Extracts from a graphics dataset
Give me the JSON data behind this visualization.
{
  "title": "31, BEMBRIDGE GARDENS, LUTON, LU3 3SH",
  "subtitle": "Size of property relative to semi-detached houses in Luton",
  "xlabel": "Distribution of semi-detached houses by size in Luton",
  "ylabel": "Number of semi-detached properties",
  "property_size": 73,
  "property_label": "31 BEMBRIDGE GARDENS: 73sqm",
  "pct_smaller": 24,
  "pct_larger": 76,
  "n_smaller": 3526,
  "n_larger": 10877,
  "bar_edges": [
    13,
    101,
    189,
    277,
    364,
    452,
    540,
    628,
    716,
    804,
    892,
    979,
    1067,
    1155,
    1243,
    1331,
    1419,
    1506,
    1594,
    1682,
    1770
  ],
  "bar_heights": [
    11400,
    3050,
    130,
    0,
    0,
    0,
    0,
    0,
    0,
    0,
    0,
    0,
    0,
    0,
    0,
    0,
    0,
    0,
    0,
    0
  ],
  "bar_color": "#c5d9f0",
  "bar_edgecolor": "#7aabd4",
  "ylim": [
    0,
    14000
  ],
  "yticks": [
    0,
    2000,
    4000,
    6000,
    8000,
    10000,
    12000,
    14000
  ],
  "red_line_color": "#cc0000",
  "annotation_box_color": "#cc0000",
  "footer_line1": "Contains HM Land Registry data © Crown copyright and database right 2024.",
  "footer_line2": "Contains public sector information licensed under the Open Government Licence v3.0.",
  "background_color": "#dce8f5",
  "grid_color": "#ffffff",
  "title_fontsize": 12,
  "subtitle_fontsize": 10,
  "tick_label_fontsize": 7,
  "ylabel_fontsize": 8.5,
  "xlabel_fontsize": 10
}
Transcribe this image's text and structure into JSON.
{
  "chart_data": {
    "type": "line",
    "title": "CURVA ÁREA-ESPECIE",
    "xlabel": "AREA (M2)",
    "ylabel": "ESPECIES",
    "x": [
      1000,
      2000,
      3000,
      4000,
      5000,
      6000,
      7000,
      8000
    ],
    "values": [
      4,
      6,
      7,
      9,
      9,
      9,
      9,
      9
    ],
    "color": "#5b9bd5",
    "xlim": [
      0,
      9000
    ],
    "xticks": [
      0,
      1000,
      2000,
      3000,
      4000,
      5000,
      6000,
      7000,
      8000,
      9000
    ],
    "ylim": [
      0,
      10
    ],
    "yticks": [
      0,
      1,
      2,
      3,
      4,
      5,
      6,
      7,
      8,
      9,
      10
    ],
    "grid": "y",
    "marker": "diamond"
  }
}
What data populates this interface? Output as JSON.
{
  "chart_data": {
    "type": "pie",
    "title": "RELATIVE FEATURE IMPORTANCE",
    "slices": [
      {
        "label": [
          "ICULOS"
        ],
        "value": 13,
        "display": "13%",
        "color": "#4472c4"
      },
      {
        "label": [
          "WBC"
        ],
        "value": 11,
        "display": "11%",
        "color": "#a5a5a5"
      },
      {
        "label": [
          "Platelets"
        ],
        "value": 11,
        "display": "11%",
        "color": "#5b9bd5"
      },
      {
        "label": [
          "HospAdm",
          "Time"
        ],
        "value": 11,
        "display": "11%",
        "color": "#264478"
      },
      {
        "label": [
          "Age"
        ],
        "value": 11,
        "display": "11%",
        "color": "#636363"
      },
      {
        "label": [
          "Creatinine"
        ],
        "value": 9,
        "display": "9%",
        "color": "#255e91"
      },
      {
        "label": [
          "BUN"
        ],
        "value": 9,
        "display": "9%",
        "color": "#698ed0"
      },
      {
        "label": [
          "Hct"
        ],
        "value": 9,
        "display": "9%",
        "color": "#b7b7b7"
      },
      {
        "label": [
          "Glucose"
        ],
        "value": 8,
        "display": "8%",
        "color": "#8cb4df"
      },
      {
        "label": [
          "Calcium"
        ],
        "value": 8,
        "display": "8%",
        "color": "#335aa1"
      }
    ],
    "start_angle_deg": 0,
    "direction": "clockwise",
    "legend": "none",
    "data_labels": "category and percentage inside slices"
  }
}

- **Required task**: Tally the lines holding the string "slices" and give only the count.

- **Exercise response**: 2